***** DATA LISTING

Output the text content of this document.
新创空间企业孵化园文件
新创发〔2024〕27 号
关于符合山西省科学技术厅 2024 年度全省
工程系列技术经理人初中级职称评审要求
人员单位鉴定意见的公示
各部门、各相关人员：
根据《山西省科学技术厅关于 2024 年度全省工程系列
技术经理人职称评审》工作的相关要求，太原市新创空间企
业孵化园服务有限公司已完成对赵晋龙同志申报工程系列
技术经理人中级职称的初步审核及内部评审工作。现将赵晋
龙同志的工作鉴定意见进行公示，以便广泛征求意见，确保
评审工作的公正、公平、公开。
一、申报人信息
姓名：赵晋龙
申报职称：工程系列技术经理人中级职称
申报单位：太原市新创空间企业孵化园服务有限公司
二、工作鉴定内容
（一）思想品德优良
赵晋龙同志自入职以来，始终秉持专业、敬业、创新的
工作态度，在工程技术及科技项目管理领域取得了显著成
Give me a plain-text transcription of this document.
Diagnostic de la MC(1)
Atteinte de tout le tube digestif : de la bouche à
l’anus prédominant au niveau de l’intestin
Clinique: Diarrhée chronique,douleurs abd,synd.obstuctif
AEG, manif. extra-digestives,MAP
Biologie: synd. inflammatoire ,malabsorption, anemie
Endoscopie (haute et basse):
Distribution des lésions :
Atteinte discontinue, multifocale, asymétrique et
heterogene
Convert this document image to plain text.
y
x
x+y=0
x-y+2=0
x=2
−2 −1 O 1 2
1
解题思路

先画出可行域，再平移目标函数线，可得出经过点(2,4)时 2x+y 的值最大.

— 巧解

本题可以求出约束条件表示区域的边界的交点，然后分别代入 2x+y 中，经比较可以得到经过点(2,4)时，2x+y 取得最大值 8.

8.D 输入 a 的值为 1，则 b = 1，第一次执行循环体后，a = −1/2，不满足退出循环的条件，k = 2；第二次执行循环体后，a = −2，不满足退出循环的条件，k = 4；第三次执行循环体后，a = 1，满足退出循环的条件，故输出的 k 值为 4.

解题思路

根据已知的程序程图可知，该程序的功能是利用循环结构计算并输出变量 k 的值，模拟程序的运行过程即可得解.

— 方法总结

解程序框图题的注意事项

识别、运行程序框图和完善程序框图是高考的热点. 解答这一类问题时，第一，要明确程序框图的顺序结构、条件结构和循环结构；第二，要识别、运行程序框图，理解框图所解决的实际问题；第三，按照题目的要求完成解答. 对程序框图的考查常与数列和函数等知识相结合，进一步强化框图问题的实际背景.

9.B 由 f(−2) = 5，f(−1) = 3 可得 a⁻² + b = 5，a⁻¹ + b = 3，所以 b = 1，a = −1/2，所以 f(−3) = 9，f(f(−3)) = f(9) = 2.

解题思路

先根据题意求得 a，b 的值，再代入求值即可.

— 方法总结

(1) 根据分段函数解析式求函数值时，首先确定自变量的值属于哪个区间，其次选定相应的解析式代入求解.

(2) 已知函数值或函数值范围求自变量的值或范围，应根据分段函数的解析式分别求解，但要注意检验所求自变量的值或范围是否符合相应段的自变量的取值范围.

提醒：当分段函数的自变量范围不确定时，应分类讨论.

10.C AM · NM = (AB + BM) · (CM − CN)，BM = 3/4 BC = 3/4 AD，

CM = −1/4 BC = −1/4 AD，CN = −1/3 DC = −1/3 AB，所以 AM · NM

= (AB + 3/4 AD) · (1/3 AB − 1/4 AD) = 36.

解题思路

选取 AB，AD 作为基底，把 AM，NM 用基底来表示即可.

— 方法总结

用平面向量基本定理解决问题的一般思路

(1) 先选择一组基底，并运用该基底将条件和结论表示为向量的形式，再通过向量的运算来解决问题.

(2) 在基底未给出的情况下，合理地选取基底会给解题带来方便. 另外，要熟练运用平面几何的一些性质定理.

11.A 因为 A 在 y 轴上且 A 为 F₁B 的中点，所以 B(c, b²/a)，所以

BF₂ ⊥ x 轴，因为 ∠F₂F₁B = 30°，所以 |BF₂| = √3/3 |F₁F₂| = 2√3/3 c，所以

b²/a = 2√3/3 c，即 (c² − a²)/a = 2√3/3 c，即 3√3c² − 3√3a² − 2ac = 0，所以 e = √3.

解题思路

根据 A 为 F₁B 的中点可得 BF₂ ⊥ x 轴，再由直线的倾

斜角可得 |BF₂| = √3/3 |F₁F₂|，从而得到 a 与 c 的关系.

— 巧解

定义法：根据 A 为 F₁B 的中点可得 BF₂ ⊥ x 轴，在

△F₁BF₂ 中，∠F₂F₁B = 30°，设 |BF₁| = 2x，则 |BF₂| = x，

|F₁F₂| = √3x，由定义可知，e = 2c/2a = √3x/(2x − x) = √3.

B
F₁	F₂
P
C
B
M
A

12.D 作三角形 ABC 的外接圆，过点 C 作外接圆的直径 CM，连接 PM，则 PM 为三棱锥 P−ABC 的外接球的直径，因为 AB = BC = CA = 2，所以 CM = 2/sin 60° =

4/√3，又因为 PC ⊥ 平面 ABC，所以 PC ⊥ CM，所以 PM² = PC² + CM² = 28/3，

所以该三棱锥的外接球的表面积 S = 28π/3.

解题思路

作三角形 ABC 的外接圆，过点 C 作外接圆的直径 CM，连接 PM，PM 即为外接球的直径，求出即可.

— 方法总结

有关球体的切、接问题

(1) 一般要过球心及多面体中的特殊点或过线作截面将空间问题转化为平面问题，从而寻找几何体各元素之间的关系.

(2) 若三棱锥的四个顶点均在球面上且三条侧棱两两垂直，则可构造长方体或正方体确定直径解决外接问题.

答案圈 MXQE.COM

**********

§ **WHAT YOU SHOULD DO**: Using the listing above, gather each line that holds the string "this" and copy it.

§ **PROBLEM SOLUTION**:
Output the text content of this document.
Give me a plain-text transcription of this document.
Convert this document image to plain text.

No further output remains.